Exercise goal:
Find each line with the string "text" and report it.

[Records]
___

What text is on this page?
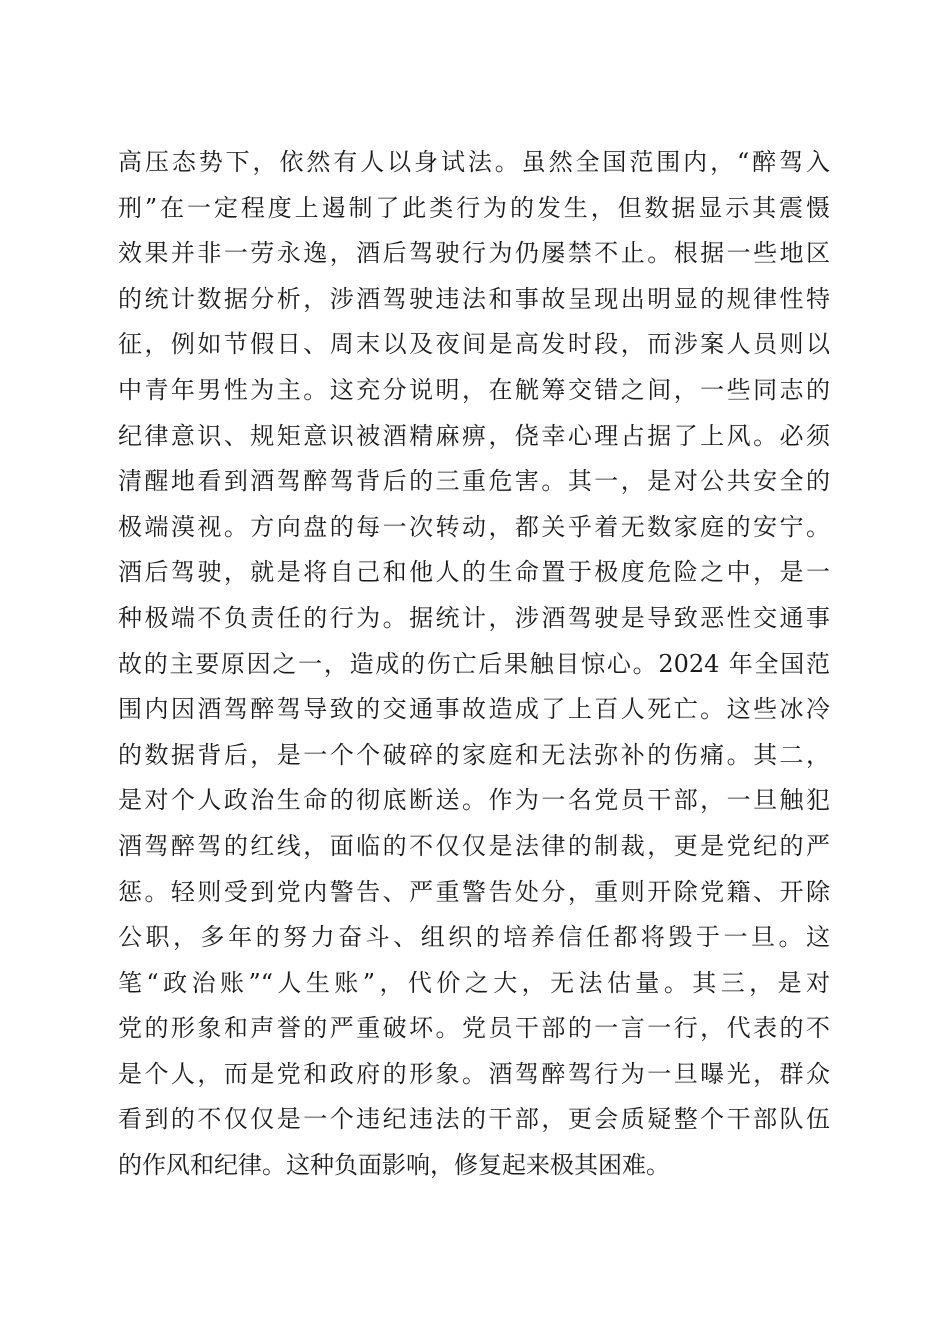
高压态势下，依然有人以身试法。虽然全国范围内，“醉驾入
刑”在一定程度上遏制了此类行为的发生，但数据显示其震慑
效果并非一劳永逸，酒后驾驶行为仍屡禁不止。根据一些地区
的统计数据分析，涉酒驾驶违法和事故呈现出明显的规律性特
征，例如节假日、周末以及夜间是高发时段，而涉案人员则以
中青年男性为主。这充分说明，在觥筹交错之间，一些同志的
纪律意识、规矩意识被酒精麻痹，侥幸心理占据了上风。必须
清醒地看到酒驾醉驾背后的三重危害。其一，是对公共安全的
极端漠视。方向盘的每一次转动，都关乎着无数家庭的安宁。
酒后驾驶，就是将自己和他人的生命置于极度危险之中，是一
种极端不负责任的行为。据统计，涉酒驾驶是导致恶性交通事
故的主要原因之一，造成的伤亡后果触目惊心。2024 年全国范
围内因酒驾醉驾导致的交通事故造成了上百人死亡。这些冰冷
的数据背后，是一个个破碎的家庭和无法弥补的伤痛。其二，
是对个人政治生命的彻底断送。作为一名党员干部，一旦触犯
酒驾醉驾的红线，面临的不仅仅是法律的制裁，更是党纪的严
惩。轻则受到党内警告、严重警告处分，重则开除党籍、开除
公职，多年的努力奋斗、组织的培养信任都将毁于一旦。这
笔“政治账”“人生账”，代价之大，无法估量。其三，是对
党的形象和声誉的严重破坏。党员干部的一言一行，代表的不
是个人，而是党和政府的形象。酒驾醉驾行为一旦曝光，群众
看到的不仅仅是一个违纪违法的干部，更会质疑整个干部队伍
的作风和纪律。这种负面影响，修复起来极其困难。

___

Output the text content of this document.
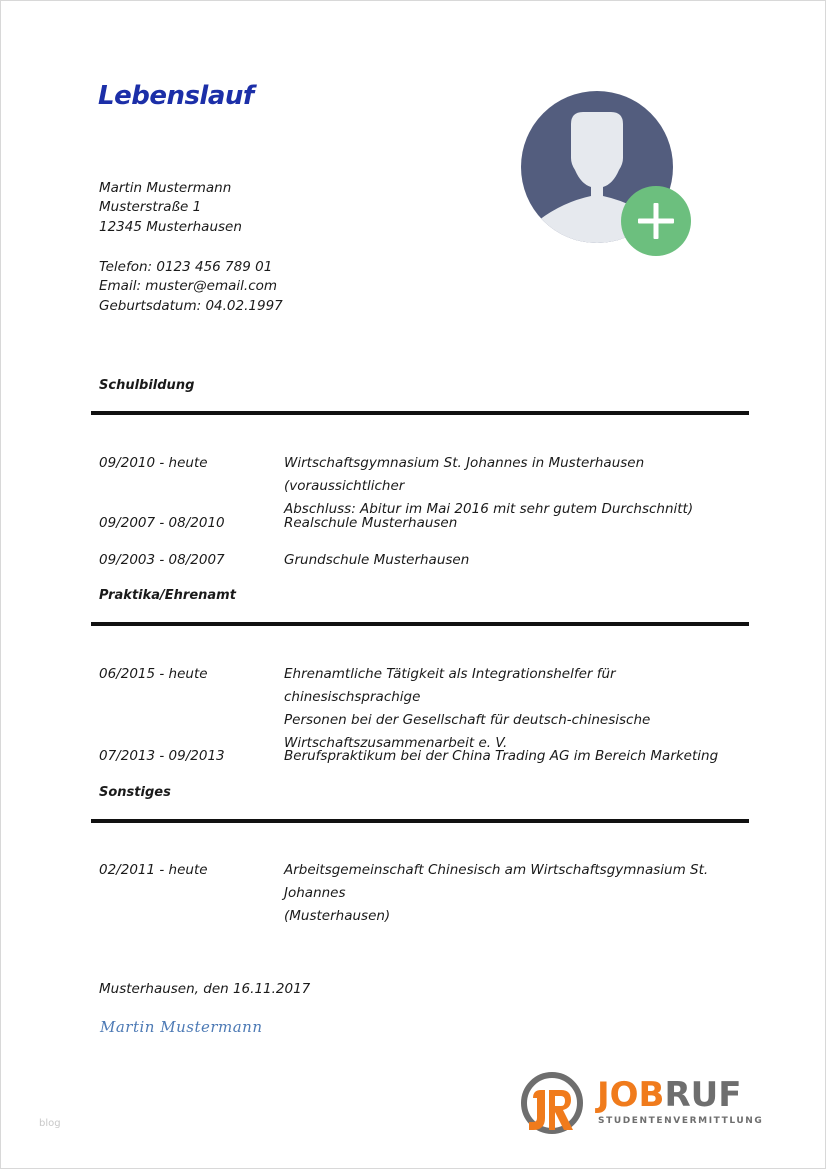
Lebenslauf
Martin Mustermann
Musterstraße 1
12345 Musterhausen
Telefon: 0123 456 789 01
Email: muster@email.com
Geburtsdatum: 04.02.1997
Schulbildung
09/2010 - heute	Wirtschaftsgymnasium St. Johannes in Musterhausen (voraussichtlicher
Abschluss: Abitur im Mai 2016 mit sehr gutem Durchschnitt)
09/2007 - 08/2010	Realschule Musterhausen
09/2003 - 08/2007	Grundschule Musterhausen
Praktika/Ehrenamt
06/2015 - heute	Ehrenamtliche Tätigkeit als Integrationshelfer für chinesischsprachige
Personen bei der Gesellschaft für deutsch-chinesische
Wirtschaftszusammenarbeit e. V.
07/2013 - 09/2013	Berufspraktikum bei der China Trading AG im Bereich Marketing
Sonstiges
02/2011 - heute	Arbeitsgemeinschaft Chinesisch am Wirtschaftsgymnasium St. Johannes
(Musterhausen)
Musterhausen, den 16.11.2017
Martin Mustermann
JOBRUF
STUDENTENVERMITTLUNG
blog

___

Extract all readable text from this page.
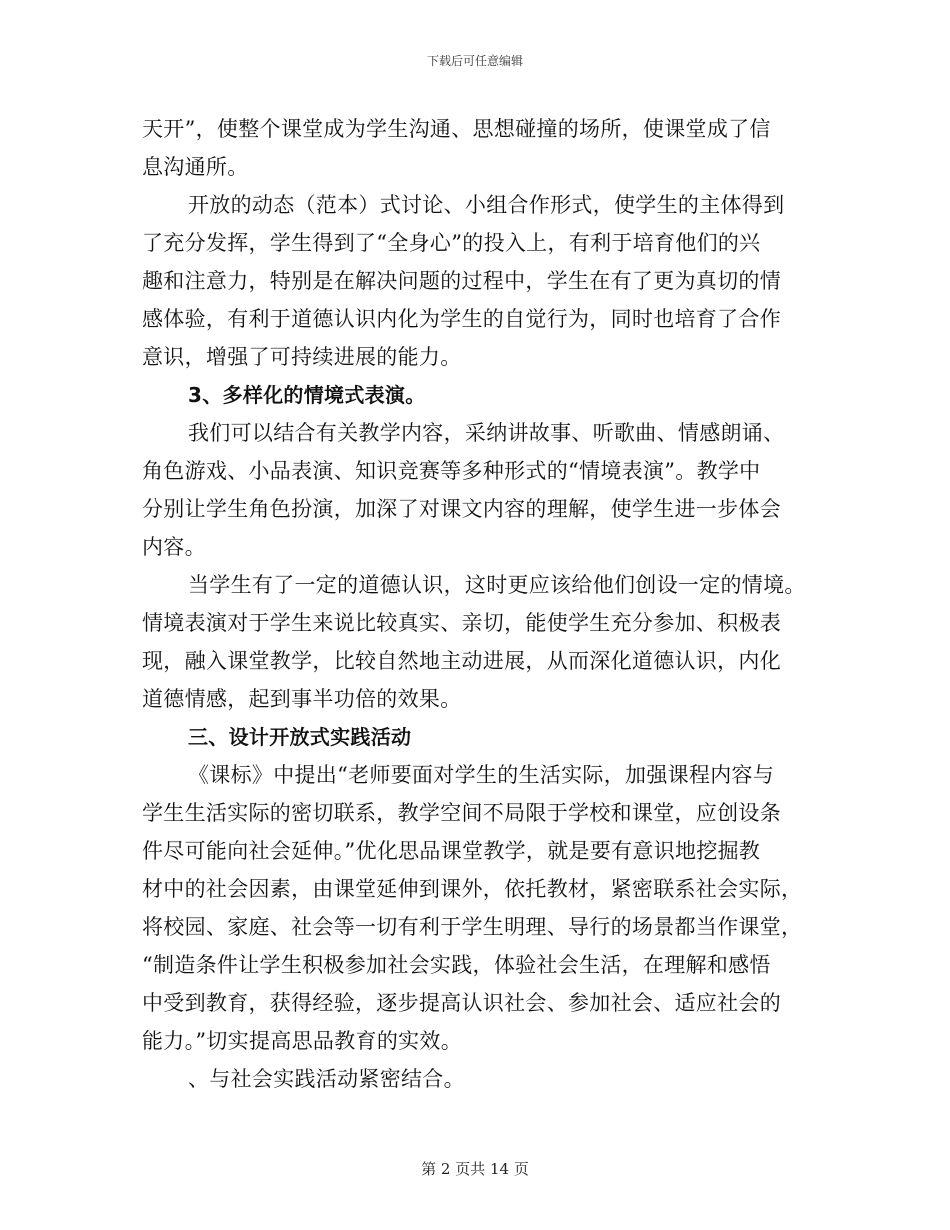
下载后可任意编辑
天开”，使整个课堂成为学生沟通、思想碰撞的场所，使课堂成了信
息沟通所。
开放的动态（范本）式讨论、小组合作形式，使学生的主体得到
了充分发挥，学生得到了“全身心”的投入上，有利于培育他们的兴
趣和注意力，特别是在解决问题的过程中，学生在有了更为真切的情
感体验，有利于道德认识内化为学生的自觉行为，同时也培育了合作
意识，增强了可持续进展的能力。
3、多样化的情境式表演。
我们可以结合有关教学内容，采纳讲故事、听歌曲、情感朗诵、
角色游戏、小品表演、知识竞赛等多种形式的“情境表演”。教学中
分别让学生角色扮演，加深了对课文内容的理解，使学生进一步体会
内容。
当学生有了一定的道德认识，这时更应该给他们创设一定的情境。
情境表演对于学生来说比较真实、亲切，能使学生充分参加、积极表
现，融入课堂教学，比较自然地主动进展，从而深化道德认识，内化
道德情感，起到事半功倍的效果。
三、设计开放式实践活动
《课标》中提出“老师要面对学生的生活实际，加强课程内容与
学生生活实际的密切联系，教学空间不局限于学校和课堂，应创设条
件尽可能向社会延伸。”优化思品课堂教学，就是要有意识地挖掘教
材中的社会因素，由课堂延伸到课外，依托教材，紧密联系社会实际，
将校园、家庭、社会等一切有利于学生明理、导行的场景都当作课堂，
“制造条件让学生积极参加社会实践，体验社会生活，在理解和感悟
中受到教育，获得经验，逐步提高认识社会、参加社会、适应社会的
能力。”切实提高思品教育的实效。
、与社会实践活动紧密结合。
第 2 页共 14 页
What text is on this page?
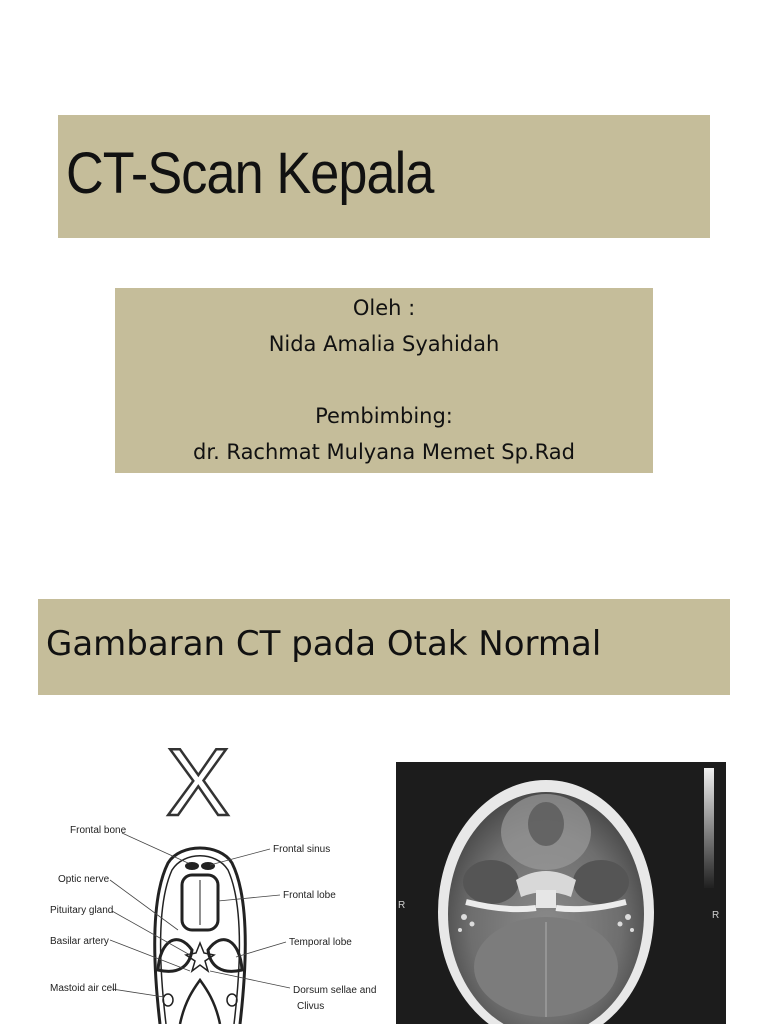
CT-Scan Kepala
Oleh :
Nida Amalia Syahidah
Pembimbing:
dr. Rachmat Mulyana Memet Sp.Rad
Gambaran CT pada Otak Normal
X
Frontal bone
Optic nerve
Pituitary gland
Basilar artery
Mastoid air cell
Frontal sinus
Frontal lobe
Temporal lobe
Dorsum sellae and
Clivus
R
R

___

Solution to the problem:
What text is on this page?
Output the text content of this document.
Extract all readable text from this page.
What text is on this page?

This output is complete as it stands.